- _What is needed_
Collect from the data below each line with "JSON".

- _Exercise inputs_
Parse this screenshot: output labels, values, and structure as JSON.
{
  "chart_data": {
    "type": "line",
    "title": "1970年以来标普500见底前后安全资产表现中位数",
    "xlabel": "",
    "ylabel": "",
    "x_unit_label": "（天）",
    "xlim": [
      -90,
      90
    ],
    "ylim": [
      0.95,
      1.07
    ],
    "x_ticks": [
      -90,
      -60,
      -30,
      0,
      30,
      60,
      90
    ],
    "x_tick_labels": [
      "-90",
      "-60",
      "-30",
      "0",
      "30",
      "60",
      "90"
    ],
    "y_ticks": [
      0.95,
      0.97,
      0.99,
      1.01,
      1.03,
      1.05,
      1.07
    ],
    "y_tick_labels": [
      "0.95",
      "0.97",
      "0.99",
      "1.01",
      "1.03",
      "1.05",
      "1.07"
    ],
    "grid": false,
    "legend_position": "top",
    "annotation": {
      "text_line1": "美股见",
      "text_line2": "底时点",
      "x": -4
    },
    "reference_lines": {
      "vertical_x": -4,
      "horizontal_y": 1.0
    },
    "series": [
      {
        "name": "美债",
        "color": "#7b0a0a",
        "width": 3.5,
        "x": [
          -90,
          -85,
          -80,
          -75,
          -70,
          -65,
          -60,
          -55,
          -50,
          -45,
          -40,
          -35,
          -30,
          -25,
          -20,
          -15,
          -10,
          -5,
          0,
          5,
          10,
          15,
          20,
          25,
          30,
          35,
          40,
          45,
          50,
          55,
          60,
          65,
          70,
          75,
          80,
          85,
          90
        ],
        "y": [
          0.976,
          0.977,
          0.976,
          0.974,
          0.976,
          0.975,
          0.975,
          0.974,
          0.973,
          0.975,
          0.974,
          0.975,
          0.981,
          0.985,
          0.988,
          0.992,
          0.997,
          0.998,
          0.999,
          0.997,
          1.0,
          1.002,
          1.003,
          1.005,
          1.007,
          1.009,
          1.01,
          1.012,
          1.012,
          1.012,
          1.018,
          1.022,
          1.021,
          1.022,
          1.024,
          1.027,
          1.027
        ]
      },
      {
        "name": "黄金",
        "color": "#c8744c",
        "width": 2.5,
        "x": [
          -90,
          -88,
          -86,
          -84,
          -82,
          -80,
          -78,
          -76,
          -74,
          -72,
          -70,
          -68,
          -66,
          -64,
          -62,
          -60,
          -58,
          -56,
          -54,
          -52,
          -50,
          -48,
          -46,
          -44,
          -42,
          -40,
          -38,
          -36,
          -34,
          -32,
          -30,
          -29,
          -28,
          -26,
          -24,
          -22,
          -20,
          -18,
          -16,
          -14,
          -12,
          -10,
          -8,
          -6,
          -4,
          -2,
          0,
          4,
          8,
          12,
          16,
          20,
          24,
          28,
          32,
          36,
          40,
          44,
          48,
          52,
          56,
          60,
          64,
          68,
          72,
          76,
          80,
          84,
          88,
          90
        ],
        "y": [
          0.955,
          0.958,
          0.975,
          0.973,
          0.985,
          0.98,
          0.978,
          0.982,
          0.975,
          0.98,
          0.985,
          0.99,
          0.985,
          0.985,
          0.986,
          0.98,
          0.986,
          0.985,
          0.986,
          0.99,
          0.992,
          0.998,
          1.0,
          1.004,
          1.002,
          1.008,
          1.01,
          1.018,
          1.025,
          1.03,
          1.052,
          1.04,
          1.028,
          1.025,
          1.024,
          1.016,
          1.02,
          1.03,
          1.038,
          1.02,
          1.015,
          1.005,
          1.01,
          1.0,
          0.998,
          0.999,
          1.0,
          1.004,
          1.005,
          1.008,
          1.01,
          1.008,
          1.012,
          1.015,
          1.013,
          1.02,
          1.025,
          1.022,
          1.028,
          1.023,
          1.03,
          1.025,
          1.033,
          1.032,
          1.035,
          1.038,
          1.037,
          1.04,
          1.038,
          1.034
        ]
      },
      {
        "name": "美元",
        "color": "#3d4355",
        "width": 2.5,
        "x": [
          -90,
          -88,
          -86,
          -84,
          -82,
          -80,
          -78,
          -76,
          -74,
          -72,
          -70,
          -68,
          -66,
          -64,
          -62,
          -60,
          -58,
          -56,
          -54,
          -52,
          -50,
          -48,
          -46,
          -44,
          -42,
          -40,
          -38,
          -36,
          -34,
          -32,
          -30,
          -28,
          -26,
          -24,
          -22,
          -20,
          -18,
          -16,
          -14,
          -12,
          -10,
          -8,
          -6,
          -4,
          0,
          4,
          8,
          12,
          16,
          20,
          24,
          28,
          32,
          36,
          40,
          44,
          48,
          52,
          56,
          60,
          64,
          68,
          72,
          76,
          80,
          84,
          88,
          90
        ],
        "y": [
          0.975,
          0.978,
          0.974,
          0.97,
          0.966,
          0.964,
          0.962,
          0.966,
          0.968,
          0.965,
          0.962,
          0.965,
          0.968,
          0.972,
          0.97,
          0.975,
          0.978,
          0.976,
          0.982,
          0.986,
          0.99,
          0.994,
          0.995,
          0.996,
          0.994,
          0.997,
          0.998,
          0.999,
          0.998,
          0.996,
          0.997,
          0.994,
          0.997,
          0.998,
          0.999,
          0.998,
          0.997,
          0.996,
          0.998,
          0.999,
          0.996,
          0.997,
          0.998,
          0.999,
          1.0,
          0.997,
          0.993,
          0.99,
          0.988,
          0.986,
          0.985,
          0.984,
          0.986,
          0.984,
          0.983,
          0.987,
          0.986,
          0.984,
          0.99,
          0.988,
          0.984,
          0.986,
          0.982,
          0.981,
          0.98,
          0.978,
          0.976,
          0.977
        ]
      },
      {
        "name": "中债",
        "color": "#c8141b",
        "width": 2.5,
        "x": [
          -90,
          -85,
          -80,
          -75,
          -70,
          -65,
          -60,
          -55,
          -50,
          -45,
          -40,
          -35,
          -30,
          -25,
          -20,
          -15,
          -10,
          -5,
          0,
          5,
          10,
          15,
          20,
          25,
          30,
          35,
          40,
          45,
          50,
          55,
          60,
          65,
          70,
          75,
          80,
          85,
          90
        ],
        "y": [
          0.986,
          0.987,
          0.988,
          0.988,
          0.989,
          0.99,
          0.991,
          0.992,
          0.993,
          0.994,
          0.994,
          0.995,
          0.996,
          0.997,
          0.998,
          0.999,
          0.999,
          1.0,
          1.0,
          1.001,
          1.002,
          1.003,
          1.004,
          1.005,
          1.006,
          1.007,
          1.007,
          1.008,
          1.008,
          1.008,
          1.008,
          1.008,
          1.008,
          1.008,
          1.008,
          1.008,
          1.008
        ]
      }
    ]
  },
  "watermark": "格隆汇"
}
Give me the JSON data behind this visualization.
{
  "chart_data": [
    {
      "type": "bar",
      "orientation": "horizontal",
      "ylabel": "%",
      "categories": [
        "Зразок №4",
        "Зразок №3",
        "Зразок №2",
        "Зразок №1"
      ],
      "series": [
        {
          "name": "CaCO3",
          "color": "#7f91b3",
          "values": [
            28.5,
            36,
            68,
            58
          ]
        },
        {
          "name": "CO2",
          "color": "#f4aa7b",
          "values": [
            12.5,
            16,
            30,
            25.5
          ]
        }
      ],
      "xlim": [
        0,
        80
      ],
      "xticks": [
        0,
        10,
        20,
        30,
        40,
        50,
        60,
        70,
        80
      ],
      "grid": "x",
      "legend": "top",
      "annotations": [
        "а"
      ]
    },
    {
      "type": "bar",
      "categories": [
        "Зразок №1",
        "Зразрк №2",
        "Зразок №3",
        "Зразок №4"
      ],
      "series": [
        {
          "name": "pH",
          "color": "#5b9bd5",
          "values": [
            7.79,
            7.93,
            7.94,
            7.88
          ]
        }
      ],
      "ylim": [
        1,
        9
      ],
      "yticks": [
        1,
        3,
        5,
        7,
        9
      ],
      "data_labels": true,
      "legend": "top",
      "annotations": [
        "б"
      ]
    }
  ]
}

- _Solution for this exercise_
Parse this screenshot: output labels, values, and structure as JSON.
Give me the JSON data behind this visualization.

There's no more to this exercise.